### Do this
Work out how many lines include "heading" and answer with that number only.

:: Records shown ::

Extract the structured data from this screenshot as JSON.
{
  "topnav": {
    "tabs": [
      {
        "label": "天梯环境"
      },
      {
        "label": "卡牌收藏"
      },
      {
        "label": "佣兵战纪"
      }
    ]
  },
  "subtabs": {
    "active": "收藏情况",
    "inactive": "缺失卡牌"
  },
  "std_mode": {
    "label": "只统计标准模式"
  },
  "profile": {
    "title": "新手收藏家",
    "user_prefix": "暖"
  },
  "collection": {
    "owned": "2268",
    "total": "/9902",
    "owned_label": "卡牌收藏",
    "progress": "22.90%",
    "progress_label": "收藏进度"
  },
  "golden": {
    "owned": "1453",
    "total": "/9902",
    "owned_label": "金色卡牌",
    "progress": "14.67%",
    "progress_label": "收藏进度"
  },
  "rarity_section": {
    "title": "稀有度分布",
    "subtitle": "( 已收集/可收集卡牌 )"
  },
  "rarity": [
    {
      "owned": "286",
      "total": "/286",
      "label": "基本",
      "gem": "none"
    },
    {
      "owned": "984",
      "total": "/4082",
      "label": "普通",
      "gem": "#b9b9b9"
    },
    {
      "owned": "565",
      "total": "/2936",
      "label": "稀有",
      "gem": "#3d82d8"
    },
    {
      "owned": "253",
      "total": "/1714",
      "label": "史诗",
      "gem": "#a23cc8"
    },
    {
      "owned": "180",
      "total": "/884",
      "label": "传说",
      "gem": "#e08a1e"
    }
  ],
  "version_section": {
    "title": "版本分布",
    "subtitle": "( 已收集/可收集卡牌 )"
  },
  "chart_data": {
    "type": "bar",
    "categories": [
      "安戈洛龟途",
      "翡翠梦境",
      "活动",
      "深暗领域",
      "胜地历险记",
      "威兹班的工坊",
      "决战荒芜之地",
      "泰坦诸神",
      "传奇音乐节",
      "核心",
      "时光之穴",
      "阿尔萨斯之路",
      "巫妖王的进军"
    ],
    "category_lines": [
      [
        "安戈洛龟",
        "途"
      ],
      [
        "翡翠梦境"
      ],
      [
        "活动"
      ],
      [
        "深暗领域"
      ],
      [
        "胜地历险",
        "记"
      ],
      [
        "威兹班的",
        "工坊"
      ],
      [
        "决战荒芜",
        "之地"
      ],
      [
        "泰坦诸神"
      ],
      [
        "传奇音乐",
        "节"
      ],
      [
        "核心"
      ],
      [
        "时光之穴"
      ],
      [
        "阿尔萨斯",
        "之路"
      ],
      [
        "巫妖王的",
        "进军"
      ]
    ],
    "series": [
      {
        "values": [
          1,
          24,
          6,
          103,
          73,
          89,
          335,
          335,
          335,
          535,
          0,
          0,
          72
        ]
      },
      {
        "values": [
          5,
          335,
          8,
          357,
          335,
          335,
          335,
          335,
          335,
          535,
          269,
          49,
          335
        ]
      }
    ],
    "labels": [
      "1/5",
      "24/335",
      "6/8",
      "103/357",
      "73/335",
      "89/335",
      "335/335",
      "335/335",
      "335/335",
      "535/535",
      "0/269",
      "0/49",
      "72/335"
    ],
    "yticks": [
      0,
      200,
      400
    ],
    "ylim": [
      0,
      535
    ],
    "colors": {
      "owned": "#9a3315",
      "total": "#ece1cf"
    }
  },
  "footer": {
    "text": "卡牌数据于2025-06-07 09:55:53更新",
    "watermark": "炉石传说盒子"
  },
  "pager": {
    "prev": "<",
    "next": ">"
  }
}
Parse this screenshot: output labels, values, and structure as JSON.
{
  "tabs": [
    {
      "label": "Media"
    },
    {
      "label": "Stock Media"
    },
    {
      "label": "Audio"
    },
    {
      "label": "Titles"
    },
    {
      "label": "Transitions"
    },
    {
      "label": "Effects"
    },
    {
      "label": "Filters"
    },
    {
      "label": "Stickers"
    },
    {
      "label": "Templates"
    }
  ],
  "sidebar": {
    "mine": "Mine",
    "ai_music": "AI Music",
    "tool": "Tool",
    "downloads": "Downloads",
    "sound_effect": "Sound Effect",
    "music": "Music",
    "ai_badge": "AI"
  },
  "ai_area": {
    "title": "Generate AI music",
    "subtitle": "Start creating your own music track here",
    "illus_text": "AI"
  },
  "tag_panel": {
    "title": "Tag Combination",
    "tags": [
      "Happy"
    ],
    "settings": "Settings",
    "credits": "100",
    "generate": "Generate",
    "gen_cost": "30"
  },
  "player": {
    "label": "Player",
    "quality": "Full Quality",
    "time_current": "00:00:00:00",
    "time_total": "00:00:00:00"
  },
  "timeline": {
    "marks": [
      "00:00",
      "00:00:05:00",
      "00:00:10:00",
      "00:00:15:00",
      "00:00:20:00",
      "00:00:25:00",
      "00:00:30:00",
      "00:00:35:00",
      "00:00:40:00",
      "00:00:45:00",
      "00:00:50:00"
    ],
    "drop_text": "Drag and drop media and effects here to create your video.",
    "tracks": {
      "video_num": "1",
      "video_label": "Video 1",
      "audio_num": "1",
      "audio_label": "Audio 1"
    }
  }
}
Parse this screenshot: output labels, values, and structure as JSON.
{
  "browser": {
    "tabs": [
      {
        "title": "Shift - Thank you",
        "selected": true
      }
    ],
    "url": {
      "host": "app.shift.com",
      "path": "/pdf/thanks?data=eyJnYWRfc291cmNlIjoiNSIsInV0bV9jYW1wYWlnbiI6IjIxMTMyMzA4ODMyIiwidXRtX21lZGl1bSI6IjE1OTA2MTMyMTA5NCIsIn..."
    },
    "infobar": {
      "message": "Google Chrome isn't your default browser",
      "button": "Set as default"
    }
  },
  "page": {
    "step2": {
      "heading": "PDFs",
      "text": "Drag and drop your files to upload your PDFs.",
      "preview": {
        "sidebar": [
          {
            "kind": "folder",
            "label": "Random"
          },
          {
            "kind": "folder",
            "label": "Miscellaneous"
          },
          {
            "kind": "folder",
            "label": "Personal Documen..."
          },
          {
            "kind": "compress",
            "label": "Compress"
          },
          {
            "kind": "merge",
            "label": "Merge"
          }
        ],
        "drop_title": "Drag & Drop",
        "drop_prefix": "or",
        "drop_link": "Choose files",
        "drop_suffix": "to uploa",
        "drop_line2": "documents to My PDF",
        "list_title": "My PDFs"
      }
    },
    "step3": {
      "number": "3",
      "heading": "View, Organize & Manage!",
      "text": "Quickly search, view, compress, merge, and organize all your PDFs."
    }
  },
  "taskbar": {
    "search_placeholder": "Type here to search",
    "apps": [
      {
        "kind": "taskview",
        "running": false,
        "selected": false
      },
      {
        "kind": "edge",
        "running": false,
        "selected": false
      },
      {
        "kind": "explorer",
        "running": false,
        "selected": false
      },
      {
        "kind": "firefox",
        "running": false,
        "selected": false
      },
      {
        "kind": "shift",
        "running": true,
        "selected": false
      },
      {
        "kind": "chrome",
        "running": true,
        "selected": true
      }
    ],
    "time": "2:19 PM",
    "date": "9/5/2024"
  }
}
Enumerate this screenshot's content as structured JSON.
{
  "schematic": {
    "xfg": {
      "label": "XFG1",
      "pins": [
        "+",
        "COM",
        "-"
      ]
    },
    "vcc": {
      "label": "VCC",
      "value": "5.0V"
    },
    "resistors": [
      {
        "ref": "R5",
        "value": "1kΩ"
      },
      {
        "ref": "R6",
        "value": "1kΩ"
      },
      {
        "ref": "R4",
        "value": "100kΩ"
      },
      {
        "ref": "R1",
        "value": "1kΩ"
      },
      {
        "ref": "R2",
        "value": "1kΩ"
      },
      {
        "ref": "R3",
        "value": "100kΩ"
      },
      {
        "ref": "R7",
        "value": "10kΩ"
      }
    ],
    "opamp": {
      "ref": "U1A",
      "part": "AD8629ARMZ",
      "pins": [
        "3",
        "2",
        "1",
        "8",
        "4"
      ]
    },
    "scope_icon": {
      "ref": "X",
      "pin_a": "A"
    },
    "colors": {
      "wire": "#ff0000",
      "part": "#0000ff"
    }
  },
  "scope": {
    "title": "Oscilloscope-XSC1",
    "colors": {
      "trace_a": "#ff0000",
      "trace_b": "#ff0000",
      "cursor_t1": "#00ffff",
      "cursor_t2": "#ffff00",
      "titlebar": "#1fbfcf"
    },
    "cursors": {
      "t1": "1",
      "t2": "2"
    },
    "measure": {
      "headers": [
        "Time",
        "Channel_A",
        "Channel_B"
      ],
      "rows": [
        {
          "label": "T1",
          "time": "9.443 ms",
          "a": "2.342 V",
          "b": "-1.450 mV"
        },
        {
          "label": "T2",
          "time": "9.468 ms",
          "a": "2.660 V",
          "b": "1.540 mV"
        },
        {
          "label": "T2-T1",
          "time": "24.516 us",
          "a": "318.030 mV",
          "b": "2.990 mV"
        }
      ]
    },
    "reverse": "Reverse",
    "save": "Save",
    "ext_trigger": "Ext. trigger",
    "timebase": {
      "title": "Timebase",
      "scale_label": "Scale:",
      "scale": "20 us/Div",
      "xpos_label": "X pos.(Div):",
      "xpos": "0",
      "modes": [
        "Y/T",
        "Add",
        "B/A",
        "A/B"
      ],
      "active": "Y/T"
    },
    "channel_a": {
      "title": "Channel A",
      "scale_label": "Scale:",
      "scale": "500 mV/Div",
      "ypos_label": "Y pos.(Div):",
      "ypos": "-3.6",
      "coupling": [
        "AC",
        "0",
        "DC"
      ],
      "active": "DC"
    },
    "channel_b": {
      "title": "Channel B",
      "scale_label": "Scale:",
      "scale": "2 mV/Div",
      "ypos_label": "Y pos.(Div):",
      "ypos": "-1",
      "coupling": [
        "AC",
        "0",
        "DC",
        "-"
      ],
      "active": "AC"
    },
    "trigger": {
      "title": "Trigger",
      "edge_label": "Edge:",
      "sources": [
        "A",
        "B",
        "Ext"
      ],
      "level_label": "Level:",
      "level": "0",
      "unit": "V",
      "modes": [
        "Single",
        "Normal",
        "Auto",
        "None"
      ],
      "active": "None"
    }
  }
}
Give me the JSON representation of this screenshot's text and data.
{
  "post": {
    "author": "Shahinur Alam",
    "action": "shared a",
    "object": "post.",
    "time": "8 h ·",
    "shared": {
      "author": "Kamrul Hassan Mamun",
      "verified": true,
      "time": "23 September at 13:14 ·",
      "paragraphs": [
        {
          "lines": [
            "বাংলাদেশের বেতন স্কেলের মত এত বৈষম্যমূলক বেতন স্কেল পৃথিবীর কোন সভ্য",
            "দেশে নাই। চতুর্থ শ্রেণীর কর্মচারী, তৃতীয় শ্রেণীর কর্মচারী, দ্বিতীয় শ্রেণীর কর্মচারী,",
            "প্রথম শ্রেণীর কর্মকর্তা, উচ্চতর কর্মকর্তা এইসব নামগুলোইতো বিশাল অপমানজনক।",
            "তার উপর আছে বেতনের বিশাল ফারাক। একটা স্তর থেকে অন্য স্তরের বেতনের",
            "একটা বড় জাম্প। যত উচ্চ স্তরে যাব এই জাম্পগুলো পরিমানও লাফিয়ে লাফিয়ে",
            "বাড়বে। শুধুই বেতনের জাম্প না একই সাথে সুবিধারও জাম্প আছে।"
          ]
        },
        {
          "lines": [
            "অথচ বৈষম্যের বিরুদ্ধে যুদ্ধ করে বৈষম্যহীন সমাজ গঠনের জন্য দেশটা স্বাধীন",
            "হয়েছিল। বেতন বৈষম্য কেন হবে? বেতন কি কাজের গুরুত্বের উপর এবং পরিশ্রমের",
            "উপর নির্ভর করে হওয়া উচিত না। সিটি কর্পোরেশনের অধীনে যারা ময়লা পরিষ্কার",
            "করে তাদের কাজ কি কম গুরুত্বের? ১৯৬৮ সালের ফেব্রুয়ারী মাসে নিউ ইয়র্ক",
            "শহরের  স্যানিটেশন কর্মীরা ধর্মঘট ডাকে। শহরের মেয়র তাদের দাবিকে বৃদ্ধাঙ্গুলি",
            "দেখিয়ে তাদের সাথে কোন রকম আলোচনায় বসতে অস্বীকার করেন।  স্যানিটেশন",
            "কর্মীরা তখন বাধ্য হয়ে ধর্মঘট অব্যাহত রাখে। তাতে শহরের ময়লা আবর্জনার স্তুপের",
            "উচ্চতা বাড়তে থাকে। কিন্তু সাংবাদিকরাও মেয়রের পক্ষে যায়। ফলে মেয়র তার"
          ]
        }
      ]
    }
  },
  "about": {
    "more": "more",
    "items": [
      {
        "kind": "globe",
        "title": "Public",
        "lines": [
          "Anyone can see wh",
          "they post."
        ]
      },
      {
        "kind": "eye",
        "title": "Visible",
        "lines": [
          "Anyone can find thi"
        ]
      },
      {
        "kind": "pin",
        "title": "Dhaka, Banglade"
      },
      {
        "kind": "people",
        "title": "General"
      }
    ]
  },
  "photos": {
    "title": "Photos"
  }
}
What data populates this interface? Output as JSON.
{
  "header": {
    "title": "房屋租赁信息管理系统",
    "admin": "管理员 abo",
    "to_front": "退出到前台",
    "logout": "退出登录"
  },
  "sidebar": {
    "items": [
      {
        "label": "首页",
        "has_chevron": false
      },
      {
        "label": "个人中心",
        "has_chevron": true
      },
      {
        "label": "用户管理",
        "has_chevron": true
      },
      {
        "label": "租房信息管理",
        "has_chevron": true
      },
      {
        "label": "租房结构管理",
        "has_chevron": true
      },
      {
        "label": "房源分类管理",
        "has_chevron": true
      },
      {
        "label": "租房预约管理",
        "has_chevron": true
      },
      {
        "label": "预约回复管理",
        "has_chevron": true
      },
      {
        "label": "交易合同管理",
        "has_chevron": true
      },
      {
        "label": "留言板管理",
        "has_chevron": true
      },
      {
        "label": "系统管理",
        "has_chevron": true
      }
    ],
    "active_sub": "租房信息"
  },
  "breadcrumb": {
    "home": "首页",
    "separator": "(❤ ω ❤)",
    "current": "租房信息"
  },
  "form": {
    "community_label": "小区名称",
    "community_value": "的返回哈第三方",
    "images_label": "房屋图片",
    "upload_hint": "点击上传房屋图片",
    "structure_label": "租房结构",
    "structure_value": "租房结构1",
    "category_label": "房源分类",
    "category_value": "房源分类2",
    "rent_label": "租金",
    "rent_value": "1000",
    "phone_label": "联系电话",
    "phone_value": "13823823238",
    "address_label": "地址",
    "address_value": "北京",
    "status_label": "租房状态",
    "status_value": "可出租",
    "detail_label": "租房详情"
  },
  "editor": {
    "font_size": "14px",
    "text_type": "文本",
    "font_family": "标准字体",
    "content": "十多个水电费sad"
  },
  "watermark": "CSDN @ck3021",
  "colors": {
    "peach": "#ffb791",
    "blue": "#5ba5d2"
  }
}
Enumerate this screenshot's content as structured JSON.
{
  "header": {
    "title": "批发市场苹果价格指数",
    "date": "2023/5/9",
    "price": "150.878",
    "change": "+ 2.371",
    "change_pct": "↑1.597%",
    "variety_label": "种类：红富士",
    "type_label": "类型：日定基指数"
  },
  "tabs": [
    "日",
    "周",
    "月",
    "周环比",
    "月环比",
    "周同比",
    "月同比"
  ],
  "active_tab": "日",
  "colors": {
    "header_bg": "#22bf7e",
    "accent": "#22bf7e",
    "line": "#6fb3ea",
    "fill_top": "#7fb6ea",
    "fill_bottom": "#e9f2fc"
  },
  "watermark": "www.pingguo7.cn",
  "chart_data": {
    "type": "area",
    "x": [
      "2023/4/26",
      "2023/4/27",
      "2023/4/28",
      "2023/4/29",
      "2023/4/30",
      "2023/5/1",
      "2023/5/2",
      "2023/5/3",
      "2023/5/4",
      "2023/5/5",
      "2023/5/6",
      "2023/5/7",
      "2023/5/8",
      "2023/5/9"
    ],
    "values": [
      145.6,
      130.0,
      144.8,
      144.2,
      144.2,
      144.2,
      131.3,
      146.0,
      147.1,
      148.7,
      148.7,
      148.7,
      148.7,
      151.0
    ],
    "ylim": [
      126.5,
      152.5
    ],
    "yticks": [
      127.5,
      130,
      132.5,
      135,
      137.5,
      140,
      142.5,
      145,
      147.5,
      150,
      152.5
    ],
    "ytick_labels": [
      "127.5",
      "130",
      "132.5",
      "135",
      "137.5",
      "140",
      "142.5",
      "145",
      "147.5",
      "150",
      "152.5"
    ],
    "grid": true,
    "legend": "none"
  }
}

:::

### Answer for the task
2